* Goal
Copy every entry word for word. Skip the pictures.

* Data supplied
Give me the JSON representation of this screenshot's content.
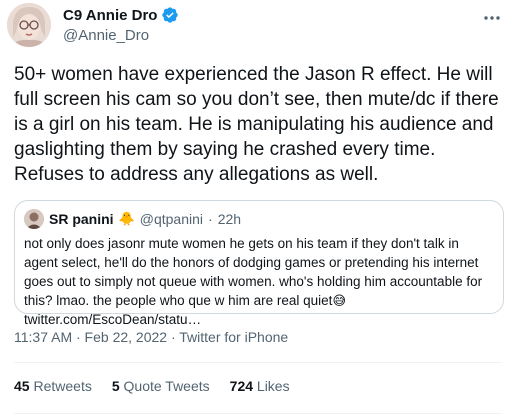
{
  "author": {
    "name": "C9 Annie Dro",
    "handle": "@Annie_Dro"
  },
  "tweet": {
    "text": "50+ women have experienced the Jason R effect. He will full screen his cam so you don’t see, then mute/dc if there is a girl on his team. He is manipulating his audience and gaslighting them by saying he crashed every time. Refuses to address any allegations as well."
  },
  "quote": {
    "name": "SR panini",
    "name_emoji": "🐥",
    "handle": "@qtpanini",
    "sep": "·",
    "age": "22h",
    "text": "not only does jasonr mute women he gets on his team if they don't talk in agent select, he'll do the honors of dodging games or pretending his internet goes out to simply not queue with women. who's holding him accountable for this? lmao. the people who que w him are real quiet",
    "emoji_inline": "😅",
    "link": "twitter.com/EscoDean/statu…"
  },
  "meta": {
    "timestamp": "11:37 AM · Feb 22, 2022 · Twitter for iPhone"
  },
  "stats": {
    "retweets_count": "45",
    "retweets_label": "Retweets",
    "quotes_count": "5",
    "quotes_label": "Quote Tweets",
    "likes_count": "724",
    "likes_label": "Likes"
  },
  "colors": {
    "verified": "#1d9bf0",
    "secondary_text": "#536471",
    "border": "#cfd9de"
  }
}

* Answer below
Give me the JSON representation of this screenshot's content.
{
  "author": {
    "name": "C9 Annie Dro",
    "handle": "@Annie_Dro"
  },
  "tweet": {
    "text": "50+ women have experienced the Jason R effect. He will full screen his cam so you don’t see, then mute/dc if there is a girl on his team. He is manipulating his audience and gaslighting them by saying he crashed every time. Refuses to address any allegations as well."
  },
  "quote": {
    "name": "SR panini",
    "name_emoji": "🐥",
    "handle": "@qtpanini",
    "sep": "·",
    "age": "22h",
    "text": "not only does jasonr mute women he gets on his team if they don't talk in agent select, he'll do the honors of dodging games or pretending his internet goes out to simply not queue with women. who's holding him accountable for this? lmao. the people who que w him are real quiet",
    "emoji_inline": "😅",
    "link": "twitter.com/EscoDean/statu…"
  },
  "meta": {
    "timestamp": "11:37 AM · Feb 22, 2022 · Twitter for iPhone"
  },
  "stats": {
    "retweets_count": "45",
    "retweets_label": "Retweets",
    "quotes_count": "5",
    "quotes_label": "Quote Tweets",
    "likes_count": "724",
    "likes_label": "Likes"
  },
  "colors": {
    "verified": "#1d9bf0",
    "secondary_text": "#536471",
    "border": "#cfd9de"
  }
}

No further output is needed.